Count how many lines hold the string "this", and give only that number.

**Data excerpts**:
★ ★ ★ ★ ★

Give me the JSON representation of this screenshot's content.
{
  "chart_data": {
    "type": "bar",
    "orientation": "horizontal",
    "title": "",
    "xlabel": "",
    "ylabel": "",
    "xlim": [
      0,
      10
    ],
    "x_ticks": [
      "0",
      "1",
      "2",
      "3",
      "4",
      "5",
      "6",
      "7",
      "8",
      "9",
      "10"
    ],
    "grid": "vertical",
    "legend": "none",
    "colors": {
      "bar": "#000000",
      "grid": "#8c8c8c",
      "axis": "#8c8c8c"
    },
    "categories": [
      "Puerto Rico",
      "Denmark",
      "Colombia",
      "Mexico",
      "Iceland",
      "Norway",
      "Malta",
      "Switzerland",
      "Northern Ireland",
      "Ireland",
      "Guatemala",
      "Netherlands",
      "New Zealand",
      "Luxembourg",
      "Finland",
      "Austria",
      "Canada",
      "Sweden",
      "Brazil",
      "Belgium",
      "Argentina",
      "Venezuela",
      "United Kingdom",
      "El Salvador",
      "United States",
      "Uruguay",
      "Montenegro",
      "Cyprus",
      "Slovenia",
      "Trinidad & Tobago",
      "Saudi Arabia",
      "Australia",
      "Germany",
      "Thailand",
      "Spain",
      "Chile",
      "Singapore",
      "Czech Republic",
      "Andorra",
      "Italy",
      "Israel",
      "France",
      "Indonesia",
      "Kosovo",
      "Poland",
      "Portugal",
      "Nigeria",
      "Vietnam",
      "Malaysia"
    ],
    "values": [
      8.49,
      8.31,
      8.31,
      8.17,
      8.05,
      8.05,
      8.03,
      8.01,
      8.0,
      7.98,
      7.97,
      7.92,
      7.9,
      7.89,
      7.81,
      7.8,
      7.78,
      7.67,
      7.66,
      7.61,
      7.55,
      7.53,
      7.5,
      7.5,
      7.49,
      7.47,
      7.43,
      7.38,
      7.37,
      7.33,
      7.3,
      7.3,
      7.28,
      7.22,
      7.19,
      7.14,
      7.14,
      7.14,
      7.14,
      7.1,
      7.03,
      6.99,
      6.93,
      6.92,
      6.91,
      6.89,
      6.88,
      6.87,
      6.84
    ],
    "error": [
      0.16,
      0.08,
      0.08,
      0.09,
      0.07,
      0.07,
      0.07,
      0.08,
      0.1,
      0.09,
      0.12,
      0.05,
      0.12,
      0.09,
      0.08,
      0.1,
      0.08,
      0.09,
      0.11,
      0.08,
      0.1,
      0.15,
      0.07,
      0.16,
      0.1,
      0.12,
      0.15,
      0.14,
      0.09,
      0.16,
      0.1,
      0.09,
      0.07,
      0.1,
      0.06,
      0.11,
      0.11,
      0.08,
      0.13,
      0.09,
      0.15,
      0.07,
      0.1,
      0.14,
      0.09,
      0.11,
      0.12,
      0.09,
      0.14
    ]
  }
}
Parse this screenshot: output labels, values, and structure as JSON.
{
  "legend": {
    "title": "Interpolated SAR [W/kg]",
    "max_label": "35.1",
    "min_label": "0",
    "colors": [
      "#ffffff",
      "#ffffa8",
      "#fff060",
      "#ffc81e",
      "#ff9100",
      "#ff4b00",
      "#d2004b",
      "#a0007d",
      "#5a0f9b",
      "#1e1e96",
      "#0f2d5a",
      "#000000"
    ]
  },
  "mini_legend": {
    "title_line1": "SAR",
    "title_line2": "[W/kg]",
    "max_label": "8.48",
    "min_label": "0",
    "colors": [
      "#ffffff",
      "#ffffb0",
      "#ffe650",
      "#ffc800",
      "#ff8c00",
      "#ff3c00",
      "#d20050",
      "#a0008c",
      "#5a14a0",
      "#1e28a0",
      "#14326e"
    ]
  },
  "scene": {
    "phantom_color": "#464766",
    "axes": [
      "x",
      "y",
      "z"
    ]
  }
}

★ ★ ★ ★ ★

**Expected answer**: 2